Extract each line from the entries below that has the string "τοὺς" in it.

>>>

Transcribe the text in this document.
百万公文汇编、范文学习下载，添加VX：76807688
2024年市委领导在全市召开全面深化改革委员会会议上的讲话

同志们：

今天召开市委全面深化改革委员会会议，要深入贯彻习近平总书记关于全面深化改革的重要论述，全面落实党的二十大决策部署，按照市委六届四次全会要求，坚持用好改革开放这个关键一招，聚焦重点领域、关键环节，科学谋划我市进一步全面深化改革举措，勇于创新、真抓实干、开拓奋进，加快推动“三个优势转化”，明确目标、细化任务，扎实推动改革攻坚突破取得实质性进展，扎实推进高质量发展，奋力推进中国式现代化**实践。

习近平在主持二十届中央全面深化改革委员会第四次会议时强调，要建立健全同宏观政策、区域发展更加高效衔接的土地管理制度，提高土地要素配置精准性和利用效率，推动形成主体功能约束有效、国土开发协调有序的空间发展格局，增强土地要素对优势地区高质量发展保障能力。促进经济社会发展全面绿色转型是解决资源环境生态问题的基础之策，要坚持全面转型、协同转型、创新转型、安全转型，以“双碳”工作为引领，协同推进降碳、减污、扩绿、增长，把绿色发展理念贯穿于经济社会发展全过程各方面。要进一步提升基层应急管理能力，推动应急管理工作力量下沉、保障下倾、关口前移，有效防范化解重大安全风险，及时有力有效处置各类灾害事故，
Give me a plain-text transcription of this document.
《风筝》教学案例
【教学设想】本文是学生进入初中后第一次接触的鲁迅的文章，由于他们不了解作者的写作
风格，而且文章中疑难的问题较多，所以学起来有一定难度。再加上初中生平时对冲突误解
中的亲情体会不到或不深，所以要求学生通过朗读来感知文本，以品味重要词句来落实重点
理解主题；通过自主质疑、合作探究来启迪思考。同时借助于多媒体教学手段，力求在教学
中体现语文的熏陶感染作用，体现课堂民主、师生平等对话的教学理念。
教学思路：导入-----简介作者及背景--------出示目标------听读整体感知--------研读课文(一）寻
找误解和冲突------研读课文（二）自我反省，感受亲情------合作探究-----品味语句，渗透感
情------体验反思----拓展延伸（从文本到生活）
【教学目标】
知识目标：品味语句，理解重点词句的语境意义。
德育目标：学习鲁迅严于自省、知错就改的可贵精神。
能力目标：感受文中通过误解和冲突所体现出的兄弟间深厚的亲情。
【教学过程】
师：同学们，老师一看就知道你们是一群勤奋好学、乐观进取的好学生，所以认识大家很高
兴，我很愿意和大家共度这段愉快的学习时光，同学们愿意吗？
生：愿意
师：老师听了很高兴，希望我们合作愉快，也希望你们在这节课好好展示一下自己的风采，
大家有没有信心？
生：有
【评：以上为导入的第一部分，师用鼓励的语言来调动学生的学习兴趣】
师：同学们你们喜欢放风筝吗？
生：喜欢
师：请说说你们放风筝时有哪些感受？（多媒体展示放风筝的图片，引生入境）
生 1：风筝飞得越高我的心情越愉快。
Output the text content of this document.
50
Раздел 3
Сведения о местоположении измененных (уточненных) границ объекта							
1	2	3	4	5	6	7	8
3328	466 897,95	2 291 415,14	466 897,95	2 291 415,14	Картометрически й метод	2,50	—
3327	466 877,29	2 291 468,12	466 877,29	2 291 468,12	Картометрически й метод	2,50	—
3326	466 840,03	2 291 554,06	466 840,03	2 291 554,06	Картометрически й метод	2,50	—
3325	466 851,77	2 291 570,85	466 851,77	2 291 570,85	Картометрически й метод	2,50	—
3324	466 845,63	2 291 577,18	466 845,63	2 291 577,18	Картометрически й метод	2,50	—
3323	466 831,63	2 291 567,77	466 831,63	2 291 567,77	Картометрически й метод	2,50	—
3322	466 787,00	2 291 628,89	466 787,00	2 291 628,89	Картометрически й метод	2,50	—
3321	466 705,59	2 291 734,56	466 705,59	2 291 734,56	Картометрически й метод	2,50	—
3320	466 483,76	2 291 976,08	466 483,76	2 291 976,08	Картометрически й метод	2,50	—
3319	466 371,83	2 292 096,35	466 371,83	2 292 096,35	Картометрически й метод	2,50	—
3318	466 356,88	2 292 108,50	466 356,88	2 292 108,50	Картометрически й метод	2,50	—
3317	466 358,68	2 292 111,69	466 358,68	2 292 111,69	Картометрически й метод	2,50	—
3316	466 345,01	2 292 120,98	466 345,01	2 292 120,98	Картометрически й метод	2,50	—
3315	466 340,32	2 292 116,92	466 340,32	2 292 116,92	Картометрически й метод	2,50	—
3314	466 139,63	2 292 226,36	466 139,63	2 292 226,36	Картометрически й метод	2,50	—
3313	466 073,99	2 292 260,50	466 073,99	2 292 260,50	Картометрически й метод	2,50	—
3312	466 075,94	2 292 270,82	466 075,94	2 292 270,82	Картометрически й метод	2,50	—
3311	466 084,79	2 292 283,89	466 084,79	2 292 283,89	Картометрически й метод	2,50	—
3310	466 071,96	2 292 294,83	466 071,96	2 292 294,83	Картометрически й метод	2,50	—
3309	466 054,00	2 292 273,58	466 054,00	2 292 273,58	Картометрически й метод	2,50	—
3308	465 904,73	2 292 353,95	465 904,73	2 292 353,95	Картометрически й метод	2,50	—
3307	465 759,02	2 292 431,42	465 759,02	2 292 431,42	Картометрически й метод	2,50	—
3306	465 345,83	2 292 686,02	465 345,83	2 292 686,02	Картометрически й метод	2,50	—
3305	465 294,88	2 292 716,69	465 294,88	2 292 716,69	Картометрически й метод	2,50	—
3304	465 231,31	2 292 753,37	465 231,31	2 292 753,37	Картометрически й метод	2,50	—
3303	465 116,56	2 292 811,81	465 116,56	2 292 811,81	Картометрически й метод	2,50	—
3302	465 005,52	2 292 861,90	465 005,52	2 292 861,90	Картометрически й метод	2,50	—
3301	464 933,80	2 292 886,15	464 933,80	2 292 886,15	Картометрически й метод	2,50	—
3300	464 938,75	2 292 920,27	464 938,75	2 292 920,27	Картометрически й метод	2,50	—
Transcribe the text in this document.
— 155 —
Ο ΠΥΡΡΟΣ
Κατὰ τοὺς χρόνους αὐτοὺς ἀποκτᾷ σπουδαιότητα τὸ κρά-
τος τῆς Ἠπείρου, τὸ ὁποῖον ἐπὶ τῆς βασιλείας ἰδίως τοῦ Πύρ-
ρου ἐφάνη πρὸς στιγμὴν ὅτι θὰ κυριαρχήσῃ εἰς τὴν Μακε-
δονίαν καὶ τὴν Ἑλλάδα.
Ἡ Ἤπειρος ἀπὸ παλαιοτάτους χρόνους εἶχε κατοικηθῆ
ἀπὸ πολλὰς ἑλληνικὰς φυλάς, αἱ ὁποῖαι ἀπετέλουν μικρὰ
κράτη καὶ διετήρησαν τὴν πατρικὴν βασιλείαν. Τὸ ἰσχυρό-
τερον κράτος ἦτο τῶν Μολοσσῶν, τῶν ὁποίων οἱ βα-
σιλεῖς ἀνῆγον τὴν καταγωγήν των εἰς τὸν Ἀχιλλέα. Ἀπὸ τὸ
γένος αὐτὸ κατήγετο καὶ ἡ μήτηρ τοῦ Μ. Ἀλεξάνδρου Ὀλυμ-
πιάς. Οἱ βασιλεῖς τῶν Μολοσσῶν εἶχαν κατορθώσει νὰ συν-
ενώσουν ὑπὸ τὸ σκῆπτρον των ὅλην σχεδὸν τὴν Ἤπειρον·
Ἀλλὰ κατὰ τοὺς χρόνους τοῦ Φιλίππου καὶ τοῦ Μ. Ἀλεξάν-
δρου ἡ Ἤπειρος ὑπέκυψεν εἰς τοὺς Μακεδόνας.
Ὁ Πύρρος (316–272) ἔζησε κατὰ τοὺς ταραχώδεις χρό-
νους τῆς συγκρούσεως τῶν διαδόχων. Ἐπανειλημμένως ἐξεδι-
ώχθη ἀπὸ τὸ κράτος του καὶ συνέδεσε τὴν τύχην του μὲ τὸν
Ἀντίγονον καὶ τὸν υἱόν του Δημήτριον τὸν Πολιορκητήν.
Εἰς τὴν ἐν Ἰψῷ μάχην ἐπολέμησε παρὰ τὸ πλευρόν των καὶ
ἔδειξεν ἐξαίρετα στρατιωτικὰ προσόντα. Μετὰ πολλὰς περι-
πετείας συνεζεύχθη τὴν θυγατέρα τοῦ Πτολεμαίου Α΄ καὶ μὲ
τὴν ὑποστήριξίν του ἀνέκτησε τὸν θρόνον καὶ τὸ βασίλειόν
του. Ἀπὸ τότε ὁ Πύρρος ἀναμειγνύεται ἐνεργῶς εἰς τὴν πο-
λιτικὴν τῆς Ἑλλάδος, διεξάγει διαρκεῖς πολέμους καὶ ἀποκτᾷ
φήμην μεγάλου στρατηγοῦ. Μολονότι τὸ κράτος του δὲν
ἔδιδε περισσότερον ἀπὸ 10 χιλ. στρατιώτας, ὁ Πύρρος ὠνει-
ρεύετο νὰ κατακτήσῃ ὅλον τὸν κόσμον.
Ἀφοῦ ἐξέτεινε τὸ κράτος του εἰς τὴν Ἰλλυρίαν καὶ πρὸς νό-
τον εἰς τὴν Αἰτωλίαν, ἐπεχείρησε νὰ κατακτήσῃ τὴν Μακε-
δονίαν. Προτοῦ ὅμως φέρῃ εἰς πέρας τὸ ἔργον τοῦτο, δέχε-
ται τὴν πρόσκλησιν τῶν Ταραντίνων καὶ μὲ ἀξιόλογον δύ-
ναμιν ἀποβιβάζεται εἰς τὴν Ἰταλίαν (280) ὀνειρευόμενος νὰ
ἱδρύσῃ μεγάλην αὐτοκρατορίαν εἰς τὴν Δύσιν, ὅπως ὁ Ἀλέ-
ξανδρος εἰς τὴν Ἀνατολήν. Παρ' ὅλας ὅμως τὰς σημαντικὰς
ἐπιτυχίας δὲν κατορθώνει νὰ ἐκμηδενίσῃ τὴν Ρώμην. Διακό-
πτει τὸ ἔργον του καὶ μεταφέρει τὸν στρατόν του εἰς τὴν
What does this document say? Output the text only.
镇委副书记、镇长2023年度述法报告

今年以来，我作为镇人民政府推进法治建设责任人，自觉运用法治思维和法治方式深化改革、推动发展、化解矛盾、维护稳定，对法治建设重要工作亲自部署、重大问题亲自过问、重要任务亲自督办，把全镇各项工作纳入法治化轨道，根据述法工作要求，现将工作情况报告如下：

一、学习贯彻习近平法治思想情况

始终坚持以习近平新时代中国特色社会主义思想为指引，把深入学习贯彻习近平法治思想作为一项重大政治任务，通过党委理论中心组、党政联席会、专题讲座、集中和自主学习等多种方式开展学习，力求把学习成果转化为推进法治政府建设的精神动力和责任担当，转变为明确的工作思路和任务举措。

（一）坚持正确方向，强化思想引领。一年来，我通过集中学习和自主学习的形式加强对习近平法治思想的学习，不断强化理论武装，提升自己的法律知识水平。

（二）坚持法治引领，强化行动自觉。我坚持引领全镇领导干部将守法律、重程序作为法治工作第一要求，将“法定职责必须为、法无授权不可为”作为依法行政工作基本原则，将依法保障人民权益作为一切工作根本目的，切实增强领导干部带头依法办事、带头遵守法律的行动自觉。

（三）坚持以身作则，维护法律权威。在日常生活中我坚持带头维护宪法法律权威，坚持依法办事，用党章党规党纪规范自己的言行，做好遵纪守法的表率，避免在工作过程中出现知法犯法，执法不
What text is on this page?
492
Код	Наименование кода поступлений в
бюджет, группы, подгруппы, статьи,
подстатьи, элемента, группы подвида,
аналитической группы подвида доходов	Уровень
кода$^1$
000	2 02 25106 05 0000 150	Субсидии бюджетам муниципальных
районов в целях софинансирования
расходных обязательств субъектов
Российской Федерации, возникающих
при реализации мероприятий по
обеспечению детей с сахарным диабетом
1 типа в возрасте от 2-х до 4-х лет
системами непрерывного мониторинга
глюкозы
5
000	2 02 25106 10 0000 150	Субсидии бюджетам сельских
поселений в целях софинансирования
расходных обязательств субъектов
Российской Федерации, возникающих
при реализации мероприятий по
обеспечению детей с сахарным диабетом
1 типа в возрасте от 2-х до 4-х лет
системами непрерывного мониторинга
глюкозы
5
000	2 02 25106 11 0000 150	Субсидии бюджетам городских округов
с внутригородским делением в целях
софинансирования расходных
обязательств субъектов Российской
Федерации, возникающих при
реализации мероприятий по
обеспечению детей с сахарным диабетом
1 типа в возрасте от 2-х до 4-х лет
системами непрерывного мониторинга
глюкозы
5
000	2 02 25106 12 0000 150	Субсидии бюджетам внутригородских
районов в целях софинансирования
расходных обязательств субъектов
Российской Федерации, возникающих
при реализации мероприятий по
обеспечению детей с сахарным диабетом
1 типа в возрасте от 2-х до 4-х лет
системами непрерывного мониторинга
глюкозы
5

<<<

_Exercise result_:
Κατὰ τοὺς χρόνους αὐτοὺς ἀποκτᾷ σπουδαιότητα τὸ κρά-
Ἀλλὰ κατὰ τοὺς χρόνους τοῦ Φιλίππου καὶ τοῦ Μ. Ἀλεξάν-
δρου ἡ Ἤπειρος ὑπέκυψεν εἰς τοὺς Μακεδόνας.
Ὁ Πύρρος (316–272) ἔζησε κατὰ τοὺς ταραχώδεις χρό-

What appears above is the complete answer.